** begin **

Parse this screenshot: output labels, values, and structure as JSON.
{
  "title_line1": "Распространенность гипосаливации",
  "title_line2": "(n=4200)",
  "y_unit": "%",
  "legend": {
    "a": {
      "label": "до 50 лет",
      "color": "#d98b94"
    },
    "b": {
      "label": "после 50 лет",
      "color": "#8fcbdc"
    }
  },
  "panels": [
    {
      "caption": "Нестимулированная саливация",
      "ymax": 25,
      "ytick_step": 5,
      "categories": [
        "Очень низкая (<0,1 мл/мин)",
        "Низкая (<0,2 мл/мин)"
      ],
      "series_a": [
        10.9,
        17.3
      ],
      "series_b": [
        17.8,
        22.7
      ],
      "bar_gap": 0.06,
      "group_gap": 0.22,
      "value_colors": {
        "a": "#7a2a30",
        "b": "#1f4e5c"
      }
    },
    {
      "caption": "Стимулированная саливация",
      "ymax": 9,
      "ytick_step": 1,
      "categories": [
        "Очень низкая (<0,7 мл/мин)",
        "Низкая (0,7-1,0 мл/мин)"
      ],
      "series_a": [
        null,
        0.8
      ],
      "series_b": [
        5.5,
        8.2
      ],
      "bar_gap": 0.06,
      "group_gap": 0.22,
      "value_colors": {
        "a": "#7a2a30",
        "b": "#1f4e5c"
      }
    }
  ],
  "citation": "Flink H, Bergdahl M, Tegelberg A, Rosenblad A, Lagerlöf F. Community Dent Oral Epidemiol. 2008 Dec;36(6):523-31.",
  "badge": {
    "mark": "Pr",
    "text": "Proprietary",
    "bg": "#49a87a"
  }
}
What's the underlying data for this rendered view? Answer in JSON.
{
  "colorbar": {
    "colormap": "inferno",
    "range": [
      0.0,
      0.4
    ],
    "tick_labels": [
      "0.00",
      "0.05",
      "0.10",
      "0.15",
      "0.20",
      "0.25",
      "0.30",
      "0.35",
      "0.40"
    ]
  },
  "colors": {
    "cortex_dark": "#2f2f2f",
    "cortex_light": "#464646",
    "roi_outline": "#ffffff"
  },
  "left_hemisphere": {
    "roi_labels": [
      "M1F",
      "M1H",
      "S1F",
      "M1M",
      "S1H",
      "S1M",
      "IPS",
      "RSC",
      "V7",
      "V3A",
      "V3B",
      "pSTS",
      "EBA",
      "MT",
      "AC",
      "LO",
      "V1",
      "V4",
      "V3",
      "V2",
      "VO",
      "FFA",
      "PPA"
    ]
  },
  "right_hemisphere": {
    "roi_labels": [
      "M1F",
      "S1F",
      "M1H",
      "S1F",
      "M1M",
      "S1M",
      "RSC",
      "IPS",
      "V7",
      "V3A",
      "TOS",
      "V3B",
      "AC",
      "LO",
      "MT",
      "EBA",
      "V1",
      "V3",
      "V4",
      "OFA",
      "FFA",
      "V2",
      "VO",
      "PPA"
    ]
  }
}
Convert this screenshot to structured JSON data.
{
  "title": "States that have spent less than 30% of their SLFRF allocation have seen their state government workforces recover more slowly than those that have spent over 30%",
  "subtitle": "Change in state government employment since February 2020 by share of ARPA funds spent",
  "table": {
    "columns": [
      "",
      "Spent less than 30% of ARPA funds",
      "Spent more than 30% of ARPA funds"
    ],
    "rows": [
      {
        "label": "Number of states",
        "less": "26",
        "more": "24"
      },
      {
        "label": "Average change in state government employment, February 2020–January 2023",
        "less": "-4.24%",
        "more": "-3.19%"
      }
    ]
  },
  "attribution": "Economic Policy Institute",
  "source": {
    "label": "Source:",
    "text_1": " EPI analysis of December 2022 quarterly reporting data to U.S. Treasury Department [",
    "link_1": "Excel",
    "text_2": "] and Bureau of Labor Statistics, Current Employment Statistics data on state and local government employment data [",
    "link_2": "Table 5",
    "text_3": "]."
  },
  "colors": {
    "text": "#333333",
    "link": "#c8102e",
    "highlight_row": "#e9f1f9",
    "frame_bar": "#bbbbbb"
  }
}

** end **

> [Exercise requirements]: From the listing above, find the number of lines with the word "caption" in them. Answer with the number only.

> [Full response]: 2